It is on this ground that Managing Director of the International Monetary Fund (IMF), Christine Lagarde, recently advised that BRI should only go where it is needed and where countries can “sustainably” handle the debt that will follow.
In light of the criticisms facing BRI, Kaieteur News asked Minister of Finance, Winston Jordan if he feels the initiative is needed in Guyana. From the outset, the Minister made it clear that he agrees with the cautionary advice that has been provided on the project. Be that as it may, the economist noted that Guyana’s infrastructural deficiencies are actually inhibiting its growth, hence his position, that BRI is needed.
The Minister said that Guyana requires billions of dollars of investments to bring it into the 20th Century much less the 21st. He said that one can easily observe the poor road networks and bridges in and around the country. He said that this is further compounded by the high electricity rates.
The economist said, “If you don’t have cheap energy, it affects the private sector… Most of the people in the private sector have to produce using their own generators. You cannot compete competitively on the international market in such conditions.”
The Finance Minister said that one cannot be cognizant of the infrastructural deficits facing the country and still be against those initiatives, which will address these concerns.
“But I do agree with the caution which says that if you will borrow money, make sure it is used for productive purposes so that the infrastructure itself can allow a regeneration of other economic activities,” the Finance Minister stated.

[A data block]

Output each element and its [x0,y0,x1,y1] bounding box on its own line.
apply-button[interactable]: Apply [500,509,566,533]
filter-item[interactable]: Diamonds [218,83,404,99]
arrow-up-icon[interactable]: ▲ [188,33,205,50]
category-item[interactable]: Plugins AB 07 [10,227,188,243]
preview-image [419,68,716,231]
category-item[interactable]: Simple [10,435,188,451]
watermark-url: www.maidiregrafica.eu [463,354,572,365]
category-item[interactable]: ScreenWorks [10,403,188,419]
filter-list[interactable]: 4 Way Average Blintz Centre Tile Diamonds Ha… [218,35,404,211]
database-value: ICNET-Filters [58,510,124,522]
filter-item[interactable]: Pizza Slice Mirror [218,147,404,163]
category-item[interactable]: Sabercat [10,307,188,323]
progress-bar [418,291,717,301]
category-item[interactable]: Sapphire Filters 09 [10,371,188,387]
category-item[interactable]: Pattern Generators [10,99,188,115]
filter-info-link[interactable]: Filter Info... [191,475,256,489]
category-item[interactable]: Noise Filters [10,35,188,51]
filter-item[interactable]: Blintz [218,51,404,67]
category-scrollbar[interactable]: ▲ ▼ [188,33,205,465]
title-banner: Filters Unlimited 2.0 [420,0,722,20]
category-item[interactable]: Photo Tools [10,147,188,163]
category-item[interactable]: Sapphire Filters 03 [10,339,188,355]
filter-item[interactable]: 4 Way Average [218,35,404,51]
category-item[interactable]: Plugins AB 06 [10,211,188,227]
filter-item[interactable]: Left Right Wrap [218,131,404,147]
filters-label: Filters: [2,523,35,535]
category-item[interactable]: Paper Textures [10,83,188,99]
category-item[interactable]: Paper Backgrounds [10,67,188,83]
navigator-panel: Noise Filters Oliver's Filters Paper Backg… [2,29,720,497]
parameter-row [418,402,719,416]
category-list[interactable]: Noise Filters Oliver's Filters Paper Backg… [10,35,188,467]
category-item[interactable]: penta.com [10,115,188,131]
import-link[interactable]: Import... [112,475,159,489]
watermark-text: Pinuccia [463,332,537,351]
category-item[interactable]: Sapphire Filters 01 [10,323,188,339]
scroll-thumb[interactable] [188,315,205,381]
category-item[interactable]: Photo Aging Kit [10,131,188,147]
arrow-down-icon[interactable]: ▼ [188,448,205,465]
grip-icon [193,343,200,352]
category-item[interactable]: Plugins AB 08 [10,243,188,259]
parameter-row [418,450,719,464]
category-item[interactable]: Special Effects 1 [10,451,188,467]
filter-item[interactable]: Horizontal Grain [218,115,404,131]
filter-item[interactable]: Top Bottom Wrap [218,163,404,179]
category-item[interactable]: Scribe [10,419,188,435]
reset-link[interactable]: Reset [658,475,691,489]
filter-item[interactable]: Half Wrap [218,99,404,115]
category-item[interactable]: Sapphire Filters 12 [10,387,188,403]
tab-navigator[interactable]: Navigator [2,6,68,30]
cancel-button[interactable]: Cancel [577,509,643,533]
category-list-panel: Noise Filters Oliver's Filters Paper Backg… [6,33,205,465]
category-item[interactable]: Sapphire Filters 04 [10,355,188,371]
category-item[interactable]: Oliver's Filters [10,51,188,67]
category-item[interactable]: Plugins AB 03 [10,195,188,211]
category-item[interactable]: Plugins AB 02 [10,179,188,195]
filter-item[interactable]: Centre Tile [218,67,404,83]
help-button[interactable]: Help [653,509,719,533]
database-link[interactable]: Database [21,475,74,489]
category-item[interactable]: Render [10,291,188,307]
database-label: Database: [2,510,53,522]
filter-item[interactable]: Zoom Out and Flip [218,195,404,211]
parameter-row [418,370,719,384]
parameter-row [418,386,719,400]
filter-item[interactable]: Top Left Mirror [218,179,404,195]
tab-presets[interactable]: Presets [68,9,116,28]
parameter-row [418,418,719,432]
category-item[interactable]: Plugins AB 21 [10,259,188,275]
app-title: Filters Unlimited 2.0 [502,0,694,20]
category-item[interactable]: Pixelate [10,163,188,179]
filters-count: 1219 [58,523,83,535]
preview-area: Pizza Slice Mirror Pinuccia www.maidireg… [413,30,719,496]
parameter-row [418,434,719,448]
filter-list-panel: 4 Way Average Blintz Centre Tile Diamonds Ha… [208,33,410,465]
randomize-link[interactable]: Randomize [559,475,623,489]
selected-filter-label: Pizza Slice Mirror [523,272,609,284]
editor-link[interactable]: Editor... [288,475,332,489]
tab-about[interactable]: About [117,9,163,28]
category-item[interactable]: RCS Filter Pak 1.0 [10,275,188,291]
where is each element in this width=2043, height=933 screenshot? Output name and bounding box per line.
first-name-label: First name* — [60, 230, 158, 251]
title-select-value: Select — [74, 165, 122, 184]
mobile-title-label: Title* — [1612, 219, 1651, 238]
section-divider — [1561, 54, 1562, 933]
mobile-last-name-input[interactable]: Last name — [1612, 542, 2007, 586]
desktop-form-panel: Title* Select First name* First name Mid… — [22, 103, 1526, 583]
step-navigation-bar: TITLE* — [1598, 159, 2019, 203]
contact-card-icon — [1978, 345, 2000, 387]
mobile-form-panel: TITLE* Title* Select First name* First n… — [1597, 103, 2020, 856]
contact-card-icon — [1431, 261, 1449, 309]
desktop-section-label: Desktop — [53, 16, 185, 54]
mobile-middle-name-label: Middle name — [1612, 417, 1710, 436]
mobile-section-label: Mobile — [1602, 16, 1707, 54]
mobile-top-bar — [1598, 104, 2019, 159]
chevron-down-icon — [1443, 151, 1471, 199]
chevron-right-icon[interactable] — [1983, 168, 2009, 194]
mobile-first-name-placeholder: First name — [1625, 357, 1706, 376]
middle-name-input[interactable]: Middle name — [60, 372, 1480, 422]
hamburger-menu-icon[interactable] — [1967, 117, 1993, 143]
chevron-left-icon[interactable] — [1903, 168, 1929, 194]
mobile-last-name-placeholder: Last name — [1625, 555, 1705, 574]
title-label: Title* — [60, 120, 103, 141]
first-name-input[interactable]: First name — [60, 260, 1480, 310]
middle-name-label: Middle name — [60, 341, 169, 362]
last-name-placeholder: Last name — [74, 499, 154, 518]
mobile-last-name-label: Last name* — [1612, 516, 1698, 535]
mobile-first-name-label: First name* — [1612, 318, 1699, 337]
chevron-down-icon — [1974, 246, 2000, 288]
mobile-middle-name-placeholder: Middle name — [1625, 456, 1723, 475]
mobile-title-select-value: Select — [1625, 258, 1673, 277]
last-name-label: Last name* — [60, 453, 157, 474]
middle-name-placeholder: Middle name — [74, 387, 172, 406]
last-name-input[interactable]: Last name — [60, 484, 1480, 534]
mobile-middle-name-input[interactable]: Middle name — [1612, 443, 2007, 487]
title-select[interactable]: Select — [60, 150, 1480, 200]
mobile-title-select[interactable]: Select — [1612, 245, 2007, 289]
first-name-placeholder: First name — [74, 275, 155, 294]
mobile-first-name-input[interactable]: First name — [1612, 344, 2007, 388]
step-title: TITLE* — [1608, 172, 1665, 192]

*Required actions*:
[1] Echo the listing line for line, from its first line down to and including the line that contains "database-value: ICNET-Filters [58,510,124,522]".
[2] Continue the passage on the Finance Minister's view of BRI for Guyana, starting right after its final sentence.

*Per-task answers*:
[1]
Output each element and its [x0,y0,x1,y1] bounding box on its own line.
apply-button[interactable]: Apply [500,509,566,533]
filter-item[interactable]: Diamonds [218,83,404,99]
arrow-up-icon[interactable]: ▲ [188,33,205,50]
category-item[interactable]: Plugins AB 07 [10,227,188,243]
preview-image [419,68,716,231]
category-item[interactable]: Simple [10,435,188,451]
watermark-url: www.maidiregrafica.eu [463,354,572,365]
category-item[interactable]: ScreenWorks [10,403,188,419]
filter-list[interactable]: 4 Way Average Blintz Centre Tile Diamonds Ha… [218,35,404,211]
database-value: ICNET-Filters [58,510,124,522]

[2]
For over a year now, Kaieteur News has been at the forefront of exposing how the debt burden from China’s BRI has been breaking the backs of nations which signed up for it.
Sri Lanka for example was forced to sign over its strategically important Hambantota port to a Chinese state-owned company on a 99-year lease in 2017. The transfer of the port was to lift some of the enormous billion-dollar debts Sri Lanka owed to Beijing, debts which came from loans that helped fund Hambantota in the first place.
Other countries, which have landed in the same boat with Sri Lanka include Pakistan, Djibouti, the Maldives, Fiji and Malaysia. (See link for further details: https://kaieteurnewsonline.com/category/chinas-modus-operandi/).
In spite of the revelations made by this newspaper and the international reports warning countries about the BRI being nothing more than a debt trap, Guyana still signed it up. Other Caribbean nations, which have done the same include Jamaica, Barbados, Venezuela, Costa Rica, Panama, Trinidad and Tobago, Dominica, and the Dominican Republic.